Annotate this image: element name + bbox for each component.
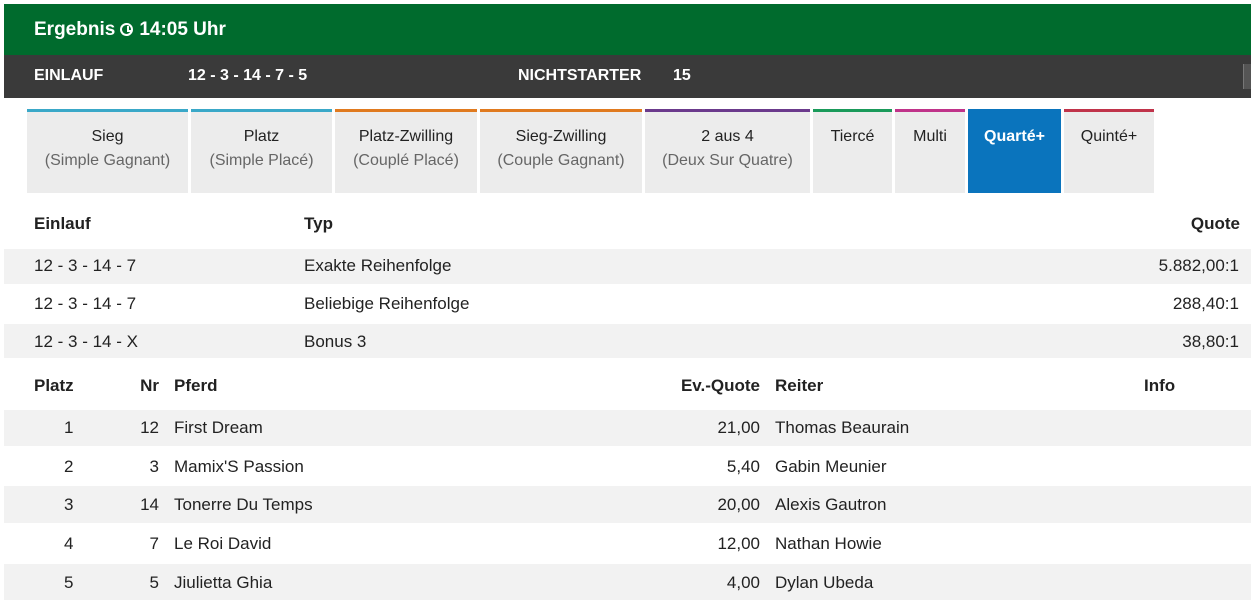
result-reiter: Thomas Beaurain — [775, 418, 910, 437]
tab-sublabel: (Couple Gagnant) — [497, 152, 625, 169]
result-platz: 1 — [64, 418, 74, 437]
result-nr: 5 — [149, 573, 159, 592]
result-pferd: Jiulietta Ghia — [174, 573, 273, 592]
result-panel: Ergebnis 14:05 Uhr EINLAUF 12 - 3 - 14 -… — [4, 4, 1251, 600]
tab-label: Platz-Zwilling — [358, 128, 454, 145]
tab-label: Tiercé — [830, 128, 875, 145]
tab-sublabel: (Deux Sur Quatre) — [662, 152, 793, 169]
payout-typ: Bonus 3 — [304, 332, 367, 351]
result-row: 4 7 Le Roi David 12,00 Nathan Howie — [4, 525, 1251, 562]
tab-label: Quinté+ — [1080, 128, 1138, 145]
result-row: 3 14 Tonerre Du Temps 20,00 Alexis Gautr… — [4, 486, 1251, 523]
results-table-header: Platz Nr Pferd Ev.-Quote Reiter Info — [4, 366, 1251, 406]
result-nr: 7 — [149, 534, 159, 553]
tab-label: Multi — [913, 128, 947, 145]
result-platz: 2 — [64, 457, 74, 476]
col-quote: Quote — [1190, 214, 1240, 233]
scrollbar[interactable] — [1243, 64, 1251, 89]
tab-platz[interactable]: Platz (Simple Placé) — [191, 109, 332, 193]
tab-sublabel: (Simple Gagnant) — [44, 152, 171, 169]
result-ev-quote: 5,40 — [726, 457, 760, 476]
payout-row: 12 - 3 - 14 - X Bonus 3 38,80:1 — [4, 324, 1251, 358]
result-reiter: Nathan Howie — [775, 534, 882, 553]
tab-platz-zwilling[interactable]: Platz-Zwilling (Couplé Placé) — [335, 109, 477, 193]
result-reiter: Dylan Ubeda — [775, 573, 874, 592]
result-nr: 12 — [140, 418, 159, 437]
nichtstarter-label: NICHTSTARTER — [518, 67, 642, 84]
payout-typ: Beliebige Reihenfolge — [304, 294, 470, 313]
result-ev-quote: 21,00 — [717, 418, 760, 437]
payout-quote: 5.882,00:1 — [1158, 256, 1239, 275]
payout-einlauf: 12 - 3 - 14 - 7 — [34, 256, 137, 275]
payout-row: 12 - 3 - 14 - 7 Beliebige Reihenfolge 28… — [4, 286, 1251, 323]
result-nr: 3 — [149, 457, 159, 476]
nichtstarter-value: 15 — [673, 67, 691, 84]
result-nr: 14 — [140, 495, 159, 514]
col-einlauf: Einlauf — [34, 214, 91, 233]
result-info-bar: EINLAUF 12 - 3 - 14 - 7 - 5 NICHTSTARTER… — [4, 55, 1251, 98]
result-pferd: First Dream — [174, 418, 263, 437]
result-platz: 4 — [64, 534, 74, 553]
result-reiter: Gabin Meunier — [775, 457, 887, 476]
col-nr: Nr — [140, 376, 159, 395]
tab-tierce[interactable]: Tiercé — [813, 109, 892, 193]
payout-einlauf: 12 - 3 - 14 - 7 — [34, 294, 137, 313]
result-row: 2 3 Mamix'S Passion 5,40 Gabin Meunier — [4, 448, 1251, 485]
result-ev-quote: 12,00 — [717, 534, 760, 553]
result-pferd: Le Roi David — [174, 534, 272, 553]
col-reiter: Reiter — [775, 376, 824, 395]
payout-quote: 288,40:1 — [1172, 294, 1239, 313]
col-platz: Platz — [34, 376, 74, 395]
race-time: 14:05 Uhr — [139, 18, 226, 40]
tab-quarte-plus[interactable]: Quarté+ — [968, 109, 1061, 193]
einlauf-value: 12 - 3 - 14 - 7 - 5 — [188, 67, 308, 84]
tab-sieg-zwilling[interactable]: Sieg-Zwilling (Couple Gagnant) — [480, 109, 642, 193]
result-reiter: Alexis Gautron — [775, 495, 887, 514]
payout-einlauf: 12 - 3 - 14 - X — [34, 332, 138, 351]
tab-label: Sieg — [91, 128, 124, 145]
result-title: Ergebnis — [34, 18, 116, 40]
result-platz: 3 — [64, 495, 74, 514]
clock-icon — [120, 23, 134, 36]
result-ev-quote: 4,00 — [726, 573, 760, 592]
result-header: Ergebnis 14:05 Uhr — [4, 4, 1251, 55]
col-ev-quote: Ev.-Quote — [680, 376, 760, 395]
tab-2-aus-4[interactable]: 2 aus 4 (Deux Sur Quatre) — [645, 109, 810, 193]
col-typ: Typ — [304, 214, 333, 233]
tab-label: Sieg-Zwilling — [515, 128, 607, 145]
col-info: Info — [1144, 376, 1176, 395]
result-pferd: Tonerre Du Temps — [174, 495, 313, 514]
col-pferd: Pferd — [174, 376, 218, 395]
result-platz: 5 — [64, 573, 74, 592]
tab-quinte-plus[interactable]: Quinté+ — [1064, 109, 1154, 193]
payout-typ: Exakte Reihenfolge — [304, 256, 452, 275]
tab-sublabel: (Couplé Placé) — [353, 152, 459, 169]
tab-sublabel: (Simple Placé) — [209, 152, 314, 169]
tab-label: Quarté+ — [984, 128, 1045, 145]
result-ev-quote: 20,00 — [717, 495, 760, 514]
payout-quote: 38,80:1 — [1182, 332, 1239, 351]
tab-sieg[interactable]: Sieg (Simple Gagnant) — [27, 109, 188, 193]
result-row: 1 12 First Dream 21,00 Thomas Beaurain — [4, 410, 1251, 446]
payout-table-header: Einlauf Typ Quote — [4, 204, 1251, 244]
payout-row: 12 - 3 - 14 - 7 Exakte Reihenfolge 5.882… — [4, 249, 1251, 284]
einlauf-label: EINLAUF — [34, 67, 104, 84]
result-row: 5 5 Jiulietta Ghia 4,00 Dylan Ubeda — [4, 564, 1251, 600]
tab-label: 2 aus 4 — [701, 128, 754, 145]
result-pferd: Mamix'S Passion — [174, 457, 304, 476]
tab-multi[interactable]: Multi — [895, 109, 965, 193]
tab-label: Platz — [243, 128, 280, 145]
--
#### [Requirements]
Quote the records above line for line, leaving out the pictures.

#### [Response to the task]
Annotate this image: element name + bbox for each component.
result-reiter: Thomas Beaurain — [775, 418, 910, 437]
tab-sublabel: (Couple Gagnant) — [497, 152, 625, 169]
result-platz: 1 — [64, 418, 74, 437]
result-nr: 5 — [149, 573, 159, 592]
result-pferd: Jiulietta Ghia — [174, 573, 273, 592]
result-panel: Ergebnis 14:05 Uhr EINLAUF 12 - 3 - 14 -… — [4, 4, 1251, 600]
tab-label: Platz-Zwilling — [358, 128, 454, 145]
tab-label: Tiercé — [830, 128, 875, 145]
tab-sublabel: (Deux Sur Quatre) — [662, 152, 793, 169]
payout-typ: Bonus 3 — [304, 332, 367, 351]
result-row: 4 7 Le Roi David 12,00 Nathan Howie — [4, 525, 1251, 562]
tab-label: Quinté+ — [1080, 128, 1138, 145]
result-row: 3 14 Tonerre Du Temps 20,00 Alexis Gautr… — [4, 486, 1251, 523]
results-table-header: Platz Nr Pferd Ev.-Quote Reiter Info — [4, 366, 1251, 406]
result-nr: 7 — [149, 534, 159, 553]
tab-label: Multi — [913, 128, 947, 145]
result-platz: 2 — [64, 457, 74, 476]
col-quote: Quote — [1190, 214, 1240, 233]
scrollbar[interactable] — [1243, 64, 1251, 89]
tab-platz[interactable]: Platz (Simple Placé) — [191, 109, 332, 193]
tab-sublabel: (Simple Gagnant) — [44, 152, 171, 169]
result-ev-quote: 5,40 — [726, 457, 760, 476]
payout-row: 12 - 3 - 14 - X Bonus 3 38,80:1 — [4, 324, 1251, 358]
result-reiter: Nathan Howie — [775, 534, 882, 553]
tab-platz-zwilling[interactable]: Platz-Zwilling (Couplé Placé) — [335, 109, 477, 193]
result-reiter: Dylan Ubeda — [775, 573, 874, 592]
result-nr: 12 — [140, 418, 159, 437]
nichtstarter-label: NICHTSTARTER — [518, 67, 642, 84]
payout-typ: Beliebige Reihenfolge — [304, 294, 470, 313]
result-ev-quote: 21,00 — [717, 418, 760, 437]
payout-quote: 5.882,00:1 — [1158, 256, 1239, 275]
payout-einlauf: 12 - 3 - 14 - 7 — [34, 256, 137, 275]
payout-row: 12 - 3 - 14 - 7 Beliebige Reihenfolge 28… — [4, 286, 1251, 323]
result-nr: 3 — [149, 457, 159, 476]
nichtstarter-value: 15 — [673, 67, 691, 84]
result-nr: 14 — [140, 495, 159, 514]
col-einlauf: Einlauf — [34, 214, 91, 233]
result-info-bar: EINLAUF 12 - 3 - 14 - 7 - 5 NICHTSTARTER… — [4, 55, 1251, 98]
result-pferd: First Dream — [174, 418, 263, 437]
result-platz: 4 — [64, 534, 74, 553]
result-reiter: Gabin Meunier — [775, 457, 887, 476]
col-nr: Nr — [140, 376, 159, 395]
tab-tierce[interactable]: Tiercé — [813, 109, 892, 193]
payout-einlauf: 12 - 3 - 14 - 7 — [34, 294, 137, 313]
result-row: 2 3 Mamix'S Passion 5,40 Gabin Meunier — [4, 448, 1251, 485]
result-ev-quote: 12,00 — [717, 534, 760, 553]
result-pferd: Le Roi David — [174, 534, 272, 553]
col-reiter: Reiter — [775, 376, 824, 395]
payout-quote: 288,40:1 — [1172, 294, 1239, 313]
col-platz: Platz — [34, 376, 74, 395]
race-time: 14:05 Uhr — [139, 18, 226, 40]
tab-quarte-plus[interactable]: Quarté+ — [968, 109, 1061, 193]
einlauf-value: 12 - 3 - 14 - 7 - 5 — [188, 67, 308, 84]
tab-sieg-zwilling[interactable]: Sieg-Zwilling (Couple Gagnant) — [480, 109, 642, 193]
result-reiter: Alexis Gautron — [775, 495, 887, 514]
payout-einlauf: 12 - 3 - 14 - X — [34, 332, 138, 351]
tab-label: Sieg — [91, 128, 124, 145]
result-title: Ergebnis — [34, 18, 116, 40]
result-platz: 3 — [64, 495, 74, 514]
clock-icon — [120, 23, 134, 36]
result-ev-quote: 4,00 — [726, 573, 760, 592]
result-header: Ergebnis 14:05 Uhr — [4, 4, 1251, 55]
col-ev-quote: Ev.-Quote — [680, 376, 760, 395]
tab-2-aus-4[interactable]: 2 aus 4 (Deux Sur Quatre) — [645, 109, 810, 193]
col-typ: Typ — [304, 214, 333, 233]
tab-label: Sieg-Zwilling — [515, 128, 607, 145]
col-info: Info — [1144, 376, 1176, 395]
result-pferd: Tonerre Du Temps — [174, 495, 313, 514]
col-pferd: Pferd — [174, 376, 218, 395]
result-platz: 5 — [64, 573, 74, 592]
tab-quinte-plus[interactable]: Quinté+ — [1064, 109, 1154, 193]
payout-typ: Exakte Reihenfolge — [304, 256, 452, 275]
tab-sublabel: (Couplé Placé) — [353, 152, 459, 169]
tab-sublabel: (Simple Placé) — [209, 152, 314, 169]
tab-label: Quarté+ — [984, 128, 1045, 145]
result-ev-quote: 20,00 — [717, 495, 760, 514]
payout-quote: 38,80:1 — [1182, 332, 1239, 351]
tab-sieg[interactable]: Sieg (Simple Gagnant) — [27, 109, 188, 193]
result-row: 1 12 First Dream 21,00 Thomas Beaurain — [4, 410, 1251, 446]
payout-table-header: Einlauf Typ Quote — [4, 204, 1251, 244]
payout-row: 12 - 3 - 14 - 7 Exakte Reihenfolge 5.882… — [4, 249, 1251, 284]
einlauf-label: EINLAUF — [34, 67, 104, 84]
result-row: 5 5 Jiulietta Ghia 4,00 Dylan Ubeda — [4, 564, 1251, 600]
tab-label: 2 aus 4 — [701, 128, 754, 145]
result-pferd: Mamix'S Passion — [174, 457, 304, 476]
tab-multi[interactable]: Multi — [895, 109, 965, 193]
tab-label: Platz — [243, 128, 280, 145]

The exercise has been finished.